Goal
Rewrite the lines of all the records below, changing every "intro paragraph" to "introductory paragraph" and leaving everything else unchanged, and omit the pictures.

** BEGIN Record set **

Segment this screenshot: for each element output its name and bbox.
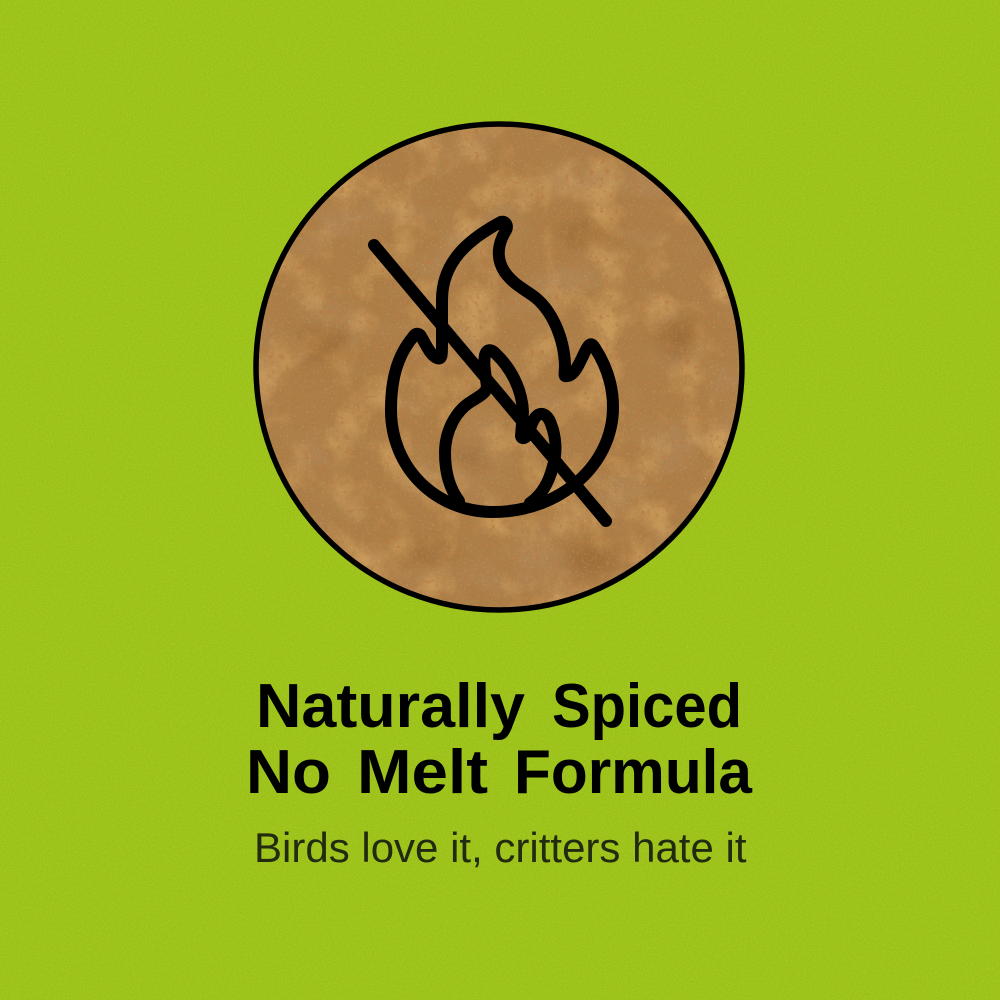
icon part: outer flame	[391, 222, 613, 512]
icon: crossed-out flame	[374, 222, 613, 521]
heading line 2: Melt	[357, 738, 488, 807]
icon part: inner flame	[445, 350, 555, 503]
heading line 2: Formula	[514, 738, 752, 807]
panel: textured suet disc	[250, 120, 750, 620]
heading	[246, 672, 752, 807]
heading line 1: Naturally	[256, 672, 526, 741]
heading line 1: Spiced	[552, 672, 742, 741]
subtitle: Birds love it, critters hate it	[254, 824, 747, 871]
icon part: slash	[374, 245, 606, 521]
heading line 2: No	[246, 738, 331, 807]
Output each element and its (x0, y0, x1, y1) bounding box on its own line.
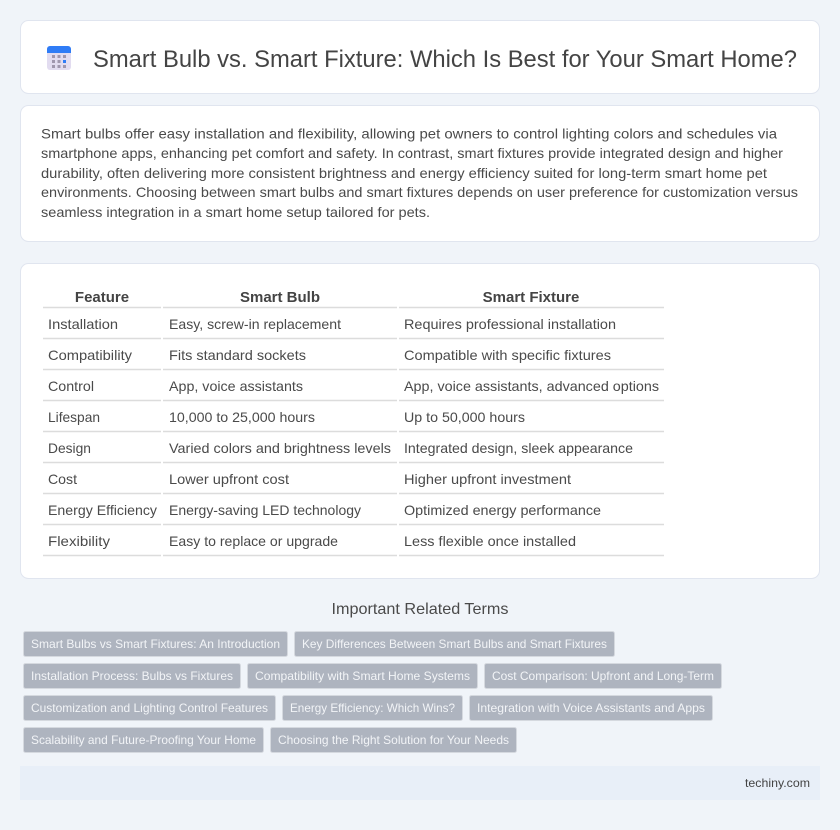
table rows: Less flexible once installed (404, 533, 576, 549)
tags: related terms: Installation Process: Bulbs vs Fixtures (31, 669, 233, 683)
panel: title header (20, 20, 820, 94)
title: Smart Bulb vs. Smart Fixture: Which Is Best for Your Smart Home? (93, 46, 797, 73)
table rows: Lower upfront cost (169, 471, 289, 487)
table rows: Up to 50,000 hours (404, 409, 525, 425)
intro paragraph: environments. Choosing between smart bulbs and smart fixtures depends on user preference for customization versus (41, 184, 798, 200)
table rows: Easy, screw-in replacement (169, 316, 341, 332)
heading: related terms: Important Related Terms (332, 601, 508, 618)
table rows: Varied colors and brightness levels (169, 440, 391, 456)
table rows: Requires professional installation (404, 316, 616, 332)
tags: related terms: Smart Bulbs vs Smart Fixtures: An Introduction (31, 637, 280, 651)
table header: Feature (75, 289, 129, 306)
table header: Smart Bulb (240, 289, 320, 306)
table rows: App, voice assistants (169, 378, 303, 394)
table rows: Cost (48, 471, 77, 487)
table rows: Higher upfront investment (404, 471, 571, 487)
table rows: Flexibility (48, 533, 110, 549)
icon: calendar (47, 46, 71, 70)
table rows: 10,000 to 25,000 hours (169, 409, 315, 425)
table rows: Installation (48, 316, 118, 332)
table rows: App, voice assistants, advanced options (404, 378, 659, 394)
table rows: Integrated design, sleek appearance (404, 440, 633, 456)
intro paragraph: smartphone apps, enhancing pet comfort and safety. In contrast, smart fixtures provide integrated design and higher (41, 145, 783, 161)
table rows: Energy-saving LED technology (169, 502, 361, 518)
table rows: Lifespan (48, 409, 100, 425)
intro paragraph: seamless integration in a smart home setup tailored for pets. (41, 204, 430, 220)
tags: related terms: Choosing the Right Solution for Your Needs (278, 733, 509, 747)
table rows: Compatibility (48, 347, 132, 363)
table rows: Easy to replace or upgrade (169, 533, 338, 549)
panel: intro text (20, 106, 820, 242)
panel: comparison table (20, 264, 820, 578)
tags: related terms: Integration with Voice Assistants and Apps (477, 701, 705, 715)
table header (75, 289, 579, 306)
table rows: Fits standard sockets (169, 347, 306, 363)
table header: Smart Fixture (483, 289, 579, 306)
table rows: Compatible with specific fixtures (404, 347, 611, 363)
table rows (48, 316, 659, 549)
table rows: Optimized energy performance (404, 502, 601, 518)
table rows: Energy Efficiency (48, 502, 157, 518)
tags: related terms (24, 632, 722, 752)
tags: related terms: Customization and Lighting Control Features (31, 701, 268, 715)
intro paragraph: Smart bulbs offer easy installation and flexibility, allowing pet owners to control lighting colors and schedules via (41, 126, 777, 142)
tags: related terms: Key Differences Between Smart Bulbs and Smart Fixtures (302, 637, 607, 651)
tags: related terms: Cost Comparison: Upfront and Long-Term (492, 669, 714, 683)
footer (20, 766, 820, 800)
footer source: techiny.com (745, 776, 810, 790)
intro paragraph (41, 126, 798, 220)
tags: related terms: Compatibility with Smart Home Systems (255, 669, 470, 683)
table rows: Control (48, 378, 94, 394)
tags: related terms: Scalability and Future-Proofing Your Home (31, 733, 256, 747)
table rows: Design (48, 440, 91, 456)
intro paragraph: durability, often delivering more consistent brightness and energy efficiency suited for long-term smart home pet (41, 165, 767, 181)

** END Record set **

The response
Segment this screenshot: for each element output its name and bbox.
icon part: outer flame	[391, 222, 613, 512]
icon: crossed-out flame	[374, 222, 613, 521]
heading line 2: Melt	[357, 738, 488, 807]
icon part: inner flame	[445, 350, 555, 503]
heading line 2: Formula	[514, 738, 752, 807]
panel: textured suet disc	[250, 120, 750, 620]
heading	[246, 672, 752, 807]
heading line 1: Naturally	[256, 672, 526, 741]
heading line 1: Spiced	[552, 672, 742, 741]
subtitle: Birds love it, critters hate it	[254, 824, 747, 871]
icon part: slash	[374, 245, 606, 521]
heading line 2: No	[246, 738, 331, 807]
Output each element and its (x0, y0, x1, y1) bounding box on its own line.
table rows: Less flexible once installed (404, 533, 576, 549)
tags: related terms: Installation Process: Bulbs vs Fixtures (31, 669, 233, 683)
panel: title header (20, 20, 820, 94)
title: Smart Bulb vs. Smart Fixture: Which Is Best for Your Smart Home? (93, 46, 797, 73)
table rows: Lower upfront cost (169, 471, 289, 487)
table rows: Up to 50,000 hours (404, 409, 525, 425)
introductory paragraph: environments. Choosing between smart bulbs and smart fixtures depends on user preference for customization versus (41, 184, 798, 200)
table rows: Easy, screw-in replacement (169, 316, 341, 332)
heading: related terms: Important Related Terms (332, 601, 508, 618)
table rows: Varied colors and brightness levels (169, 440, 391, 456)
table rows: Requires professional installation (404, 316, 616, 332)
tags: related terms: Smart Bulbs vs Smart Fixtures: An Introduction (31, 637, 280, 651)
table header: Feature (75, 289, 129, 306)
table header: Smart Bulb (240, 289, 320, 306)
table rows: App, voice assistants (169, 378, 303, 394)
table rows: Cost (48, 471, 77, 487)
table rows: Higher upfront investment (404, 471, 571, 487)
table rows: Flexibility (48, 533, 110, 549)
icon: calendar (47, 46, 71, 70)
table rows: 10,000 to 25,000 hours (169, 409, 315, 425)
table rows: Installation (48, 316, 118, 332)
table rows: App, voice assistants, advanced options (404, 378, 659, 394)
table rows: Integrated design, sleek appearance (404, 440, 633, 456)
introductory paragraph: smartphone apps, enhancing pet comfort and safety. In contrast, smart fixtures provide integrated design and higher (41, 145, 783, 161)
table rows: Energy-saving LED technology (169, 502, 361, 518)
table rows: Lifespan (48, 409, 100, 425)
introductory paragraph: seamless integration in a smart home setup tailored for pets. (41, 204, 430, 220)
tags: related terms: Choosing the Right Solution for Your Needs (278, 733, 509, 747)
table rows: Compatibility (48, 347, 132, 363)
table rows: Easy to replace or upgrade (169, 533, 338, 549)
panel: intro text (20, 106, 820, 242)
panel: comparison table (20, 264, 820, 578)
tags: related terms: Integration with Voice Assistants and Apps (477, 701, 705, 715)
table header (75, 289, 579, 306)
table rows: Fits standard sockets (169, 347, 306, 363)
table header: Smart Fixture (483, 289, 579, 306)
table rows: Compatible with specific fixtures (404, 347, 611, 363)
table rows (48, 316, 659, 549)
table rows: Optimized energy performance (404, 502, 601, 518)
table rows: Energy Efficiency (48, 502, 157, 518)
tags: related terms (24, 632, 722, 752)
tags: related terms: Customization and Lighting Control Features (31, 701, 268, 715)
introductory paragraph: Smart bulbs offer easy installation and flexibility, allowing pet owners to control lighting colors and schedules via (41, 126, 777, 142)
tags: related terms: Key Differences Between Smart Bulbs and Smart Fixtures (302, 637, 607, 651)
tags: related terms: Cost Comparison: Upfront and Long-Term (492, 669, 714, 683)
footer (20, 766, 820, 800)
footer source: techiny.com (745, 776, 810, 790)
introductory paragraph (41, 126, 798, 220)
tags: related terms: Compatibility with Smart Home Systems (255, 669, 470, 683)
table rows: Control (48, 378, 94, 394)
tags: related terms: Scalability and Future-Proofing Your Home (31, 733, 256, 747)
table rows: Design (48, 440, 91, 456)
introductory paragraph: durability, often delivering more consistent brightness and energy efficiency suited for long-term smart home pet (41, 165, 767, 181)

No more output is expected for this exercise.